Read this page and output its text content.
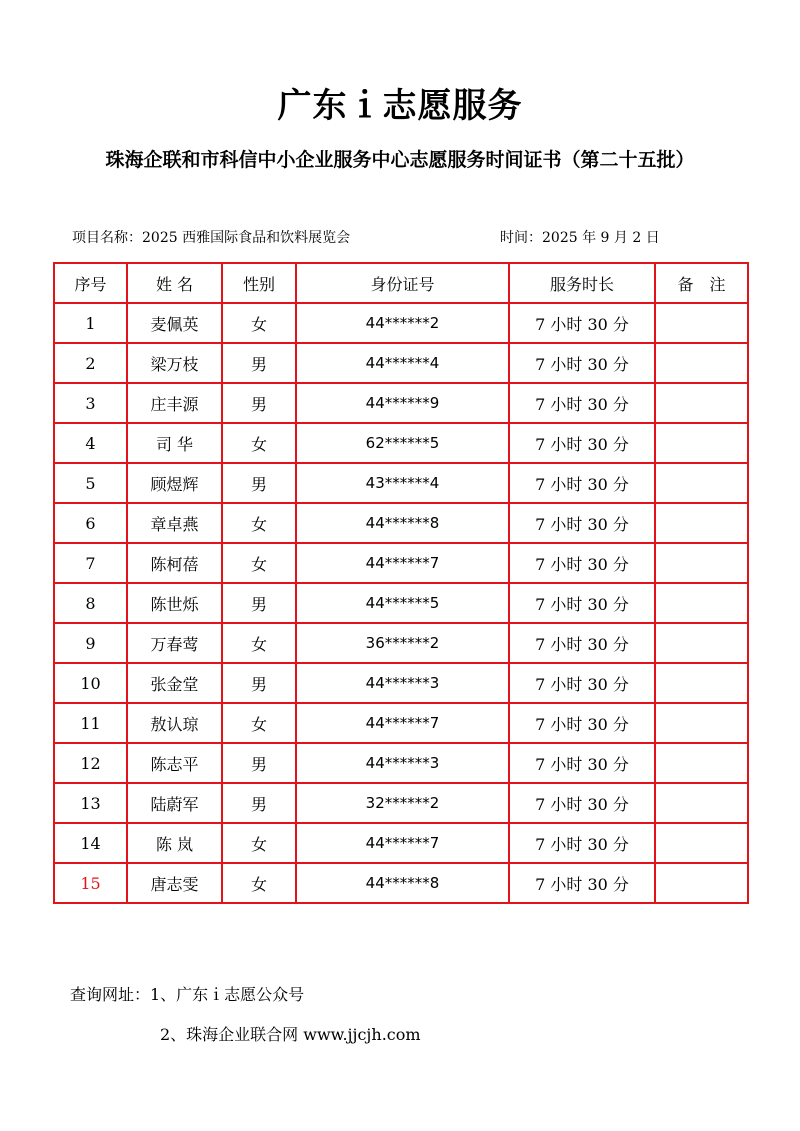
广东ｉ志愿服务
珠海企联和市科信中小企业服务中心志愿服务时间证书（第二十五批）
项目名称：2025 西雅国际食品和饮料展览会	时间：2025 年 9 月 2 日
序号	姓 名	性别	身份证号	服务时长	备　注
1	麦佩英	女	44******2	7 小时 30 分	
2	梁万枝	男	44******4	7 小时 30 分	
3	庄丰源	男	44******9	7 小时 30 分	
4	司 华	女	62******5	7 小时 30 分	
5	顾煜辉	男	43******4	7 小时 30 分	
6	章卓燕	女	44******8	7 小时 30 分	
7	陈柯蓓	女	44******7	7 小时 30 分	
8	陈世烁	男	44******5	7 小时 30 分	
9	万春莺	女	36******2	7 小时 30 分	
10	张金堂	男	44******3	7 小时 30 分	
11	敖认琼	女	44******7	7 小时 30 分	
12	陈志平	男	44******3	7 小时 30 分	
13	陆蔚军	男	32******2	7 小时 30 分	
14	陈 岚	女	44******7	7 小时 30 分	
15	唐志雯	女	44******8	7 小时 30 分	
查询网址：1、广东ｉ志愿公众号
2、珠海企业联合网 www.jjcjh.com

________________________

CHALLENGE.
Without the pictures, write out every entry precisely as it appears.

ANSWER TO THE TASK.
Read this page and output its text content.
广东ｉ志愿服务
珠海企联和市科信中小企业服务中心志愿服务时间证书（第二十五批）
项目名称：2025 西雅国际食品和饮料展览会	时间：2025 年 9 月 2 日
序号	姓 名	性别	身份证号	服务时长	备　注
1	麦佩英	女	44******2	7 小时 30 分	
2	梁万枝	男	44******4	7 小时 30 分	
3	庄丰源	男	44******9	7 小时 30 分	
4	司 华	女	62******5	7 小时 30 分	
5	顾煜辉	男	43******4	7 小时 30 分	
6	章卓燕	女	44******8	7 小时 30 分	
7	陈柯蓓	女	44******7	7 小时 30 分	
8	陈世烁	男	44******5	7 小时 30 分	
9	万春莺	女	36******2	7 小时 30 分	
10	张金堂	男	44******3	7 小时 30 分	
11	敖认琼	女	44******7	7 小时 30 分	
12	陈志平	男	44******3	7 小时 30 分	
13	陆蔚军	男	32******2	7 小时 30 分	
14	陈 岚	女	44******7	7 小时 30 分	
15	唐志雯	女	44******8	7 小时 30 分	
查询网址：1、广东ｉ志愿公众号
2、珠海企业联合网 www.jjcjh.com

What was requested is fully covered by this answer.